■ Aim:
In the material below, find every line with "cervello" and pull it out.

■ Stored items:
-- Begin --

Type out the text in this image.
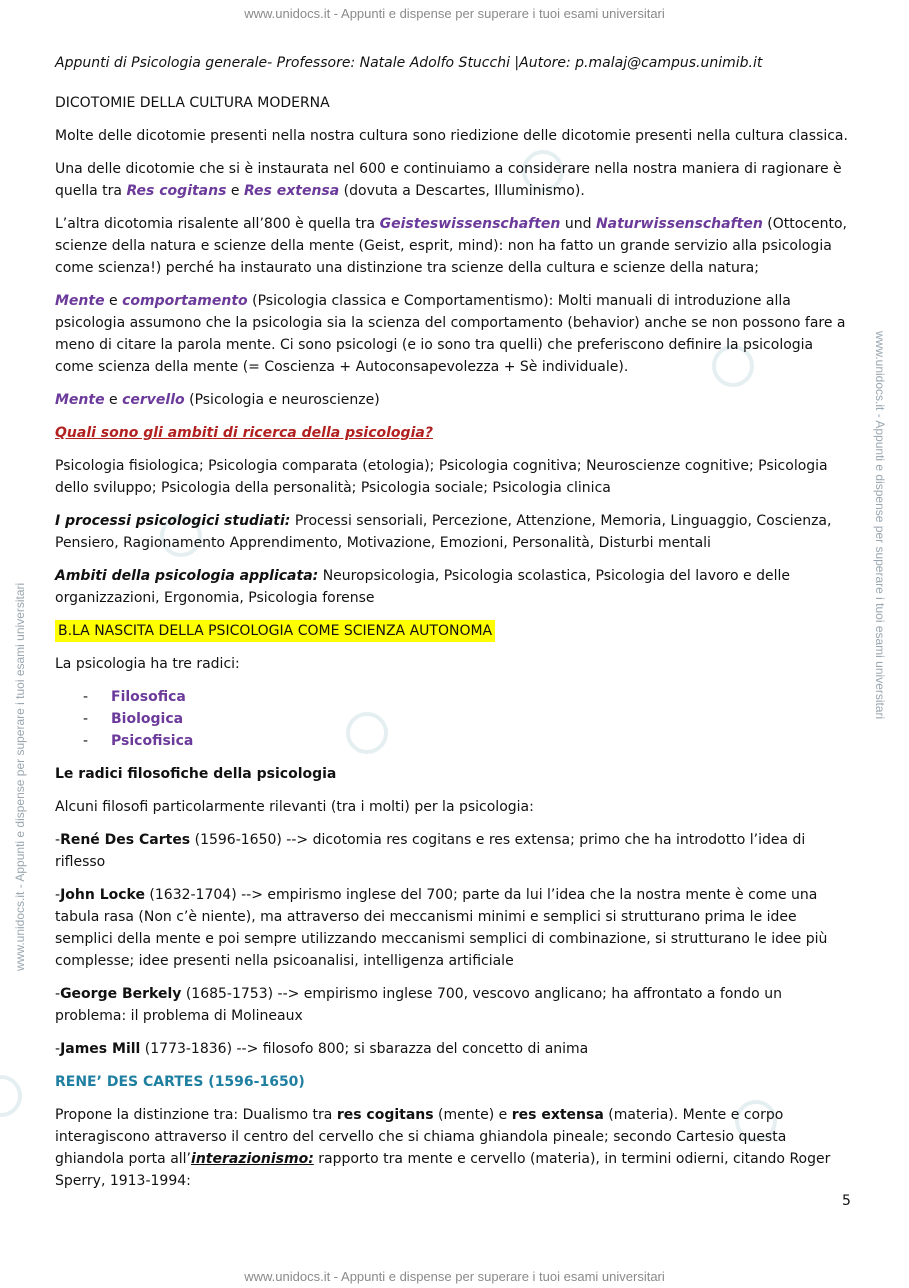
www.unidocs.it - Appunti e dispense per superare i tuoi esami universitari
www.unidocs.it - Appunti e dispense per superare i tuoi esami universitari
www.unidocs.it - Appunti e dispense per superare i tuoi esami universitari
www.unidocs.it - Appunti e dispense per superare i tuoi esami universitari

Appunti di Psicologia generale- Professore: Natale Adolfo Stucchi |Autore: p.malaj@campus.unimib.it

DICOTOMIE DELLA CULTURA MODERNA

Molte delle dicotomie presenti nella nostra cultura sono riedizione delle dicotomie presenti nella cultura classica.

Una delle dicotomie che si è instaurata nel 600 e continuiamo a considerare nella nostra maniera di ragionare è quella tra Res cogitans e Res extensa (dovuta a Descartes, Illuminismo).

L’altra dicotomia risalente all’800 è quella tra Geisteswissenschaften und Naturwissenschaften (Ottocento, scienze della natura e scienze della mente (Geist, esprit, mind): non ha fatto un grande servizio alla psicologia come scienza!) perché ha instaurato una distinzione tra scienze della cultura e scienze della natura;

Mente e comportamento (Psicologia classica e Comportamentismo): Molti manuali di introduzione alla psicologia assumono che la psicologia sia la scienza del comportamento (behavior) anche se non possono fare a meno di citare la parola mente. Ci sono psicologi (e io sono tra quelli) che preferiscono definire la psicologia come scienza della mente (= Coscienza + Autoconsapevolezza + Sè individuale).

Mente e cervello (Psicologia e neuroscienze)

Quali sono gli ambiti di ricerca della psicologia?

Psicologia fisiologica; Psicologia comparata (etologia); Psicologia cognitiva; Neuroscienze cognitive; Psicologia dello sviluppo; Psicologia della personalità; Psicologia sociale; Psicologia clinica

I processi psicologici studiati: Processi sensoriali, Percezione, Attenzione, Memoria, Linguaggio, Coscienza, Pensiero, Ragionamento Apprendimento, Motivazione, Emozioni, Personalità, Disturbi mentali

Ambiti della psicologia applicata: Neuropsicologia, Psicologia scolastica, Psicologia del lavoro e delle organizzazioni, Ergonomia, Psicologia forense

B.LA NASCITA DELLA PSICOLOGIA COME SCIENZA AUTONOMA

La psicologia ha tre radici:

- Filosofica
- Biologica
- Psicofisica

Le radici filosofiche della psicologia

Alcuni filosofi particolarmente rilevanti (tra i molti) per la psicologia:

-René Des Cartes (1596-1650) --> dicotomia res cogitans e res extensa; primo che ha introdotto l’idea di riflesso

-John Locke (1632-1704) --> empirismo inglese del 700; parte da lui l’idea che la nostra mente è come una tabula rasa (Non c’è niente), ma attraverso dei meccanismi minimi e semplici si strutturano prima le idee semplici della mente e poi sempre utilizzando meccanismi semplici di combinazione, si strutturano le idee più complesse; idee presenti nella psicoanalisi, intelligenza artificiale

-George Berkely (1685-1753) --> empirismo inglese 700, vescovo anglicano; ha affrontato a fondo un problema: il problema di Molineaux

-James Mill (1773-1836) --> filosofo 800; si sbarazza del concetto di anima

RENE’ DES CARTES (1596-1650)

Propone la distinzione tra: Dualismo tra res cogitans (mente) e res extensa (materia). Mente e corpo interagiscono attraverso il centro del cervello che si chiama ghiandola pineale; secondo Cartesio questa ghiandola porta all’interazionismo: rapporto tra mente e cervello (materia), in termini odierni, citando Roger Sperry, 1913-1994:

5
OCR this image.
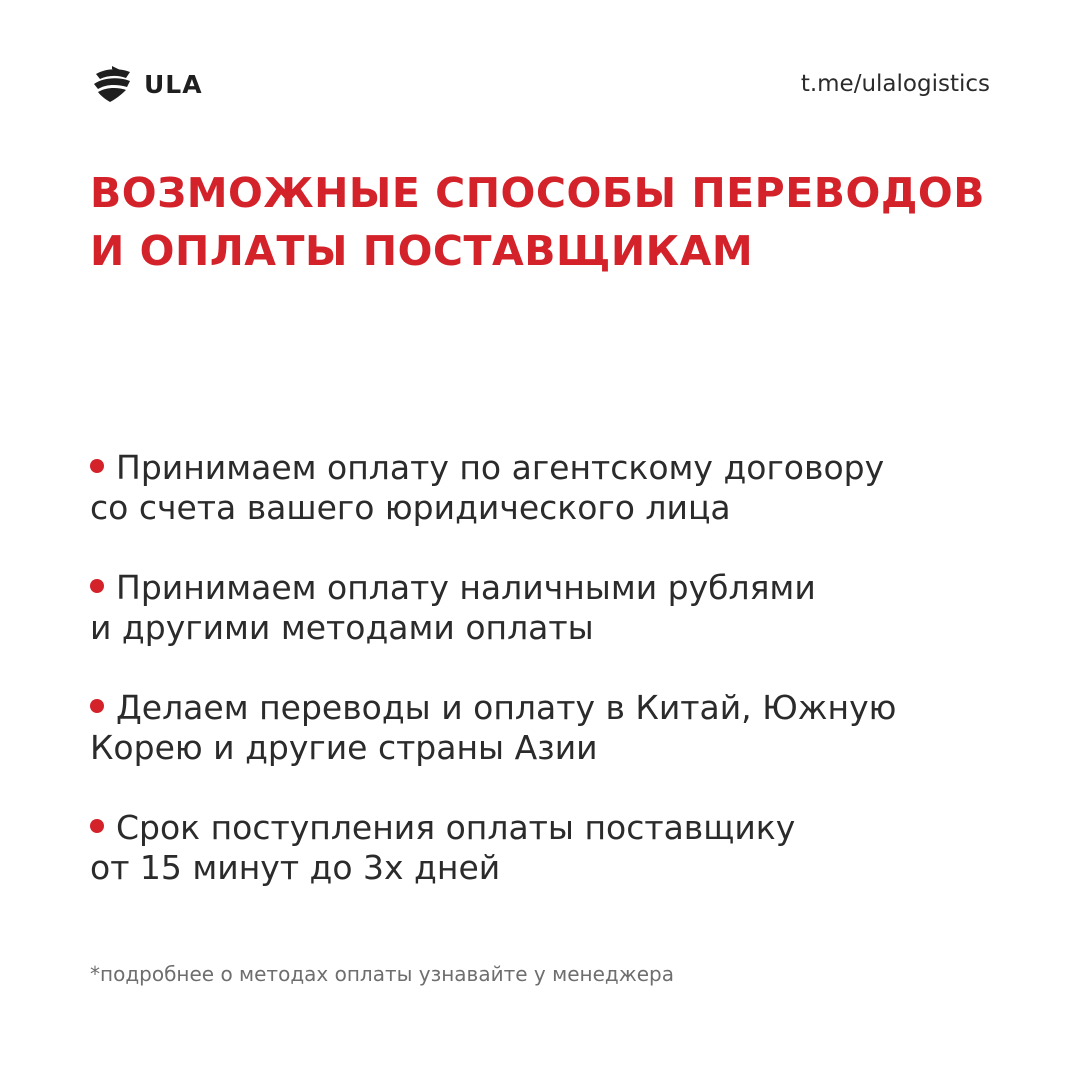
ULA	t.me/ulalogistics
ВОЗМОЖНЫЕ СПОСОБЫ ПЕРЕВОДОВ
И ОПЛАТЫ ПОСТАВЩИКАМ
Принимаем оплату по агентскому договору
со счета вашего юридического лица
Принимаем оплату наличными рублями
и другими методами оплаты
Делаем переводы и оплату в Китай, Южную
Корею и другие страны Азии
Срок поступления оплаты поставщику
от 15 минут до 3х дней
*подробнее о методах оплаты узнавайте у менеджера
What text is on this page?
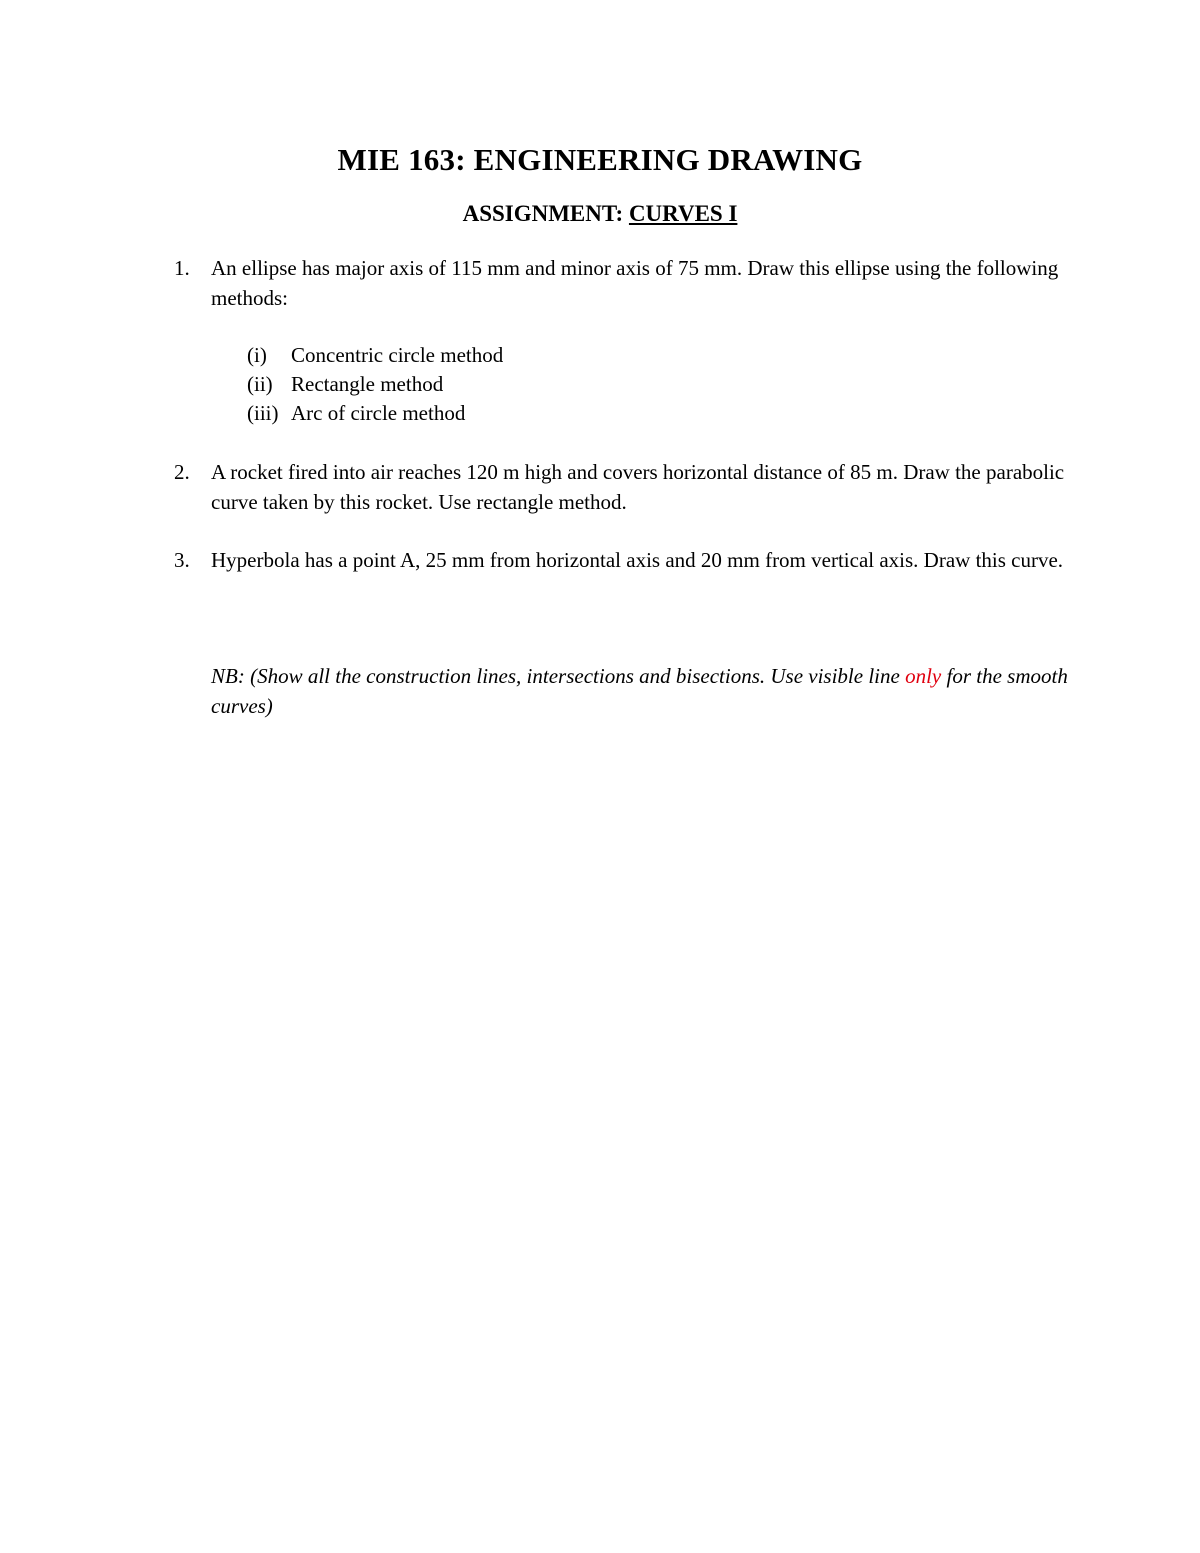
MIE 163: ENGINEERING DRAWING
ASSIGNMENT: CURVES I
1. An ellipse has major axis of 115 mm and minor axis of 75 mm. Draw this ellipse using the following methods:
(i) Concentric circle method
(ii) Rectangle method
(iii) Arc of circle method
2. A rocket fired into air reaches 120 m high and covers horizontal distance of 85 m. Draw the parabolic curve taken by this rocket. Use rectangle method.
3. Hyperbola has a point A, 25 mm from horizontal axis and 20 mm from vertical axis. Draw this curve.
NB: (Show all the construction lines, intersections and bisections. Use visible line only for the smooth curves)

-- End --

■ Problem solution:
Mente e cervello (Psicologia e neuroscienze)
Propone la distinzione tra: Dualismo tra res cogitans (mente) e res extensa (materia). Mente e corpo interagiscono attraverso il centro del cervello che si chiama ghiandola pineale; secondo Cartesio questa ghiandola porta all’interazionismo: rapporto tra mente e cervello (materia), in termini odierni, citando Roger Sperry, 1913-1994:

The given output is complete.